# EXCERPTED RECORDS:
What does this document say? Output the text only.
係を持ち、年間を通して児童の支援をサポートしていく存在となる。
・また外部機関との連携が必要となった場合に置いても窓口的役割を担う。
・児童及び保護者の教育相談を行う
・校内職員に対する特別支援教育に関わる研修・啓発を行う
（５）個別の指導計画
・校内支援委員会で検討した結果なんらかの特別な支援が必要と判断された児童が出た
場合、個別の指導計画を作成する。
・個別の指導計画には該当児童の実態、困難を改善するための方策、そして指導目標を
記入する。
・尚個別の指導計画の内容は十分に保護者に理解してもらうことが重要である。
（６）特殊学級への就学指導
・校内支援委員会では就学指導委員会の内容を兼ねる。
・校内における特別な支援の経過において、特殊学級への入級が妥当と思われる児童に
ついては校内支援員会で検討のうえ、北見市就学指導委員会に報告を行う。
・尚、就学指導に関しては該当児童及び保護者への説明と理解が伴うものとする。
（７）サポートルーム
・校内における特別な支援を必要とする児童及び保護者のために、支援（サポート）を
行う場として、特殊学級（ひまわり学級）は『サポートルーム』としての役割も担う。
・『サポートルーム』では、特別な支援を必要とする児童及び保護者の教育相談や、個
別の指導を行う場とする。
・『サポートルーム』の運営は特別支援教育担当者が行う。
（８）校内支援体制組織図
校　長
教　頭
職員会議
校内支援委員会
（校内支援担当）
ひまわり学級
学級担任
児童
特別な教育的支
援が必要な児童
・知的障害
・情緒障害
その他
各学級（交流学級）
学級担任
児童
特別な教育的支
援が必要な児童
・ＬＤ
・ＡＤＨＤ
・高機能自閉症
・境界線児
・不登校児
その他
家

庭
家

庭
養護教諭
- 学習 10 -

# TASK OBJECTIVE:
Copy the records above exactly.

# SOLUTION FOR THIS TASK:
What does this document say? Output the text only.
係を持ち、年間を通して児童の支援をサポートしていく存在となる。
・また外部機関との連携が必要となった場合に置いても窓口的役割を担う。
・児童及び保護者の教育相談を行う
・校内職員に対する特別支援教育に関わる研修・啓発を行う
（５）個別の指導計画
・校内支援委員会で検討した結果なんらかの特別な支援が必要と判断された児童が出た
場合、個別の指導計画を作成する。
・個別の指導計画には該当児童の実態、困難を改善するための方策、そして指導目標を
記入する。
・尚個別の指導計画の内容は十分に保護者に理解してもらうことが重要である。
（６）特殊学級への就学指導
・校内支援委員会では就学指導委員会の内容を兼ねる。
・校内における特別な支援の経過において、特殊学級への入級が妥当と思われる児童に
ついては校内支援員会で検討のうえ、北見市就学指導委員会に報告を行う。
・尚、就学指導に関しては該当児童及び保護者への説明と理解が伴うものとする。
（７）サポートルーム
・校内における特別な支援を必要とする児童及び保護者のために、支援（サポート）を
行う場として、特殊学級（ひまわり学級）は『サポートルーム』としての役割も担う。
・『サポートルーム』では、特別な支援を必要とする児童及び保護者の教育相談や、個
別の指導を行う場とする。
・『サポートルーム』の運営は特別支援教育担当者が行う。
（８）校内支援体制組織図
校　長
教　頭
職員会議
校内支援委員会
（校内支援担当）
ひまわり学級
学級担任
児童
特別な教育的支
援が必要な児童
・知的障害
・情緒障害
その他
各学級（交流学級）
学級担任
児童
特別な教育的支
援が必要な児童
・ＬＤ
・ＡＤＨＤ
・高機能自閉症
・境界線児
・不登校児
その他
家

庭
家

庭
養護教諭
- 学習 10 -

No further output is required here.